Only the pictures stay out; every record is to be quoted exactly.

* start Provided records *

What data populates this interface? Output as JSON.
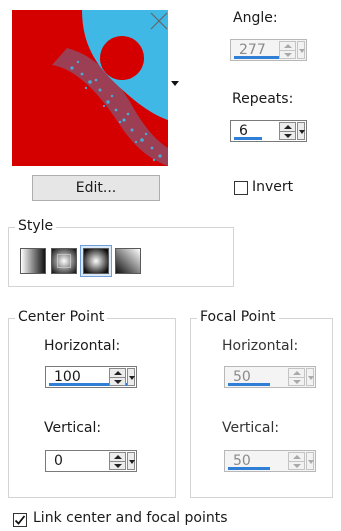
{
  "angle": {
    "label": "Angle:",
    "value": "277",
    "progress": 0.77
  },
  "repeats": {
    "label": "Repeats:",
    "value": "6",
    "progress": 0.45
  },
  "edit_button": "Edit...",
  "invert": {
    "label": "Invert",
    "checked": false
  },
  "style": {
    "title": "Style",
    "options": [
      "linear-gradient",
      "rectangular-gradient",
      "radial-gradient",
      "sunburst-gradient"
    ],
    "selected_index": 2
  },
  "center_point": {
    "title": "Center Point",
    "horizontal_label": "Horizontal:",
    "horizontal_value": "100",
    "horizontal_progress": 1.0,
    "vertical_label": "Vertical:",
    "vertical_value": "0",
    "vertical_progress": 0.0
  },
  "focal_point": {
    "title": "Focal Point",
    "horizontal_label": "Horizontal:",
    "horizontal_value": "50",
    "horizontal_progress": 0.5,
    "vertical_label": "Vertical:",
    "vertical_value": "50",
    "vertical_progress": 0.5
  },
  "link_points": {
    "label": "Link center and focal points",
    "checked": true
  },
  "colors": {
    "preview_red": "#d40000",
    "preview_cyan": "#3fb8e6",
    "accent": "#2f7fd6"
  },
  "icons": [
    "close-icon",
    "dropdown-arrow-icon",
    "spin-up-icon",
    "spin-down-icon",
    "checkmark-icon"
  ]
}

* end Provided records *

- Task response:
What data populates this interface? Output as JSON.
{
  "angle": {
    "label": "Angle:",
    "value": "277",
    "progress": 0.77
  },
  "repeats": {
    "label": "Repeats:",
    "value": "6",
    "progress": 0.45
  },
  "edit_button": "Edit...",
  "invert": {
    "label": "Invert",
    "checked": false
  },
  "style": {
    "title": "Style",
    "options": [
      "linear-gradient",
      "rectangular-gradient",
      "radial-gradient",
      "sunburst-gradient"
    ],
    "selected_index": 2
  },
  "center_point": {
    "title": "Center Point",
    "horizontal_label": "Horizontal:",
    "horizontal_value": "100",
    "horizontal_progress": 1.0,
    "vertical_label": "Vertical:",
    "vertical_value": "0",
    "vertical_progress": 0.0
  },
  "focal_point": {
    "title": "Focal Point",
    "horizontal_label": "Horizontal:",
    "horizontal_value": "50",
    "horizontal_progress": 0.5,
    "vertical_label": "Vertical:",
    "vertical_value": "50",
    "vertical_progress": 0.5
  },
  "link_points": {
    "label": "Link center and focal points",
    "checked": true
  },
  "colors": {
    "preview_red": "#d40000",
    "preview_cyan": "#3fb8e6",
    "accent": "#2f7fd6"
  },
  "icons": [
    "close-icon",
    "dropdown-arrow-icon",
    "spin-up-icon",
    "spin-down-icon",
    "checkmark-icon"
  ]
}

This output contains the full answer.